Gather, from the data below, each line in which the word "develop" occurs.

─── EXERCISE DATA ───

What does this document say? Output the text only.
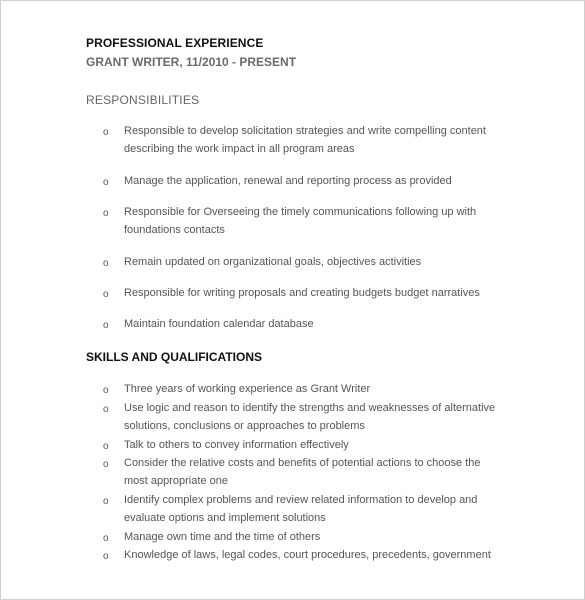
PROFESSIONAL EXPERIENCE
GRANT WRITER, 11/2010 - PRESENT
RESPONSIBILITIES
o Responsible to develop solicitation strategies and write compelling content
describing the work impact in all program areas
o Manage the application, renewal and reporting process as provided
o Responsible for Overseeing the timely communications following up with
foundations contacts
o Remain updated on organizational goals, objectives activities
o Responsible for writing proposals and creating budgets budget narratives
o Maintain foundation calendar database
SKILLS AND QUALIFICATIONS
o Three years of working experience as Grant Writer
o Use logic and reason to identify the strengths and weaknesses of alternative
solutions, conclusions or approaches to problems
o Talk to others to convey information effectively
o Consider the relative costs and benefits of potential actions to choose the
most appropriate one
o Identify complex problems and review related information to develop and
evaluate options and implement solutions
o Manage own time and the time of others
o Knowledge of laws, legal codes, court procedures, precedents, government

───

THE RESPONSE:
o Responsible to develop solicitation strategies and write compelling content
o Identify complex problems and review related information to develop and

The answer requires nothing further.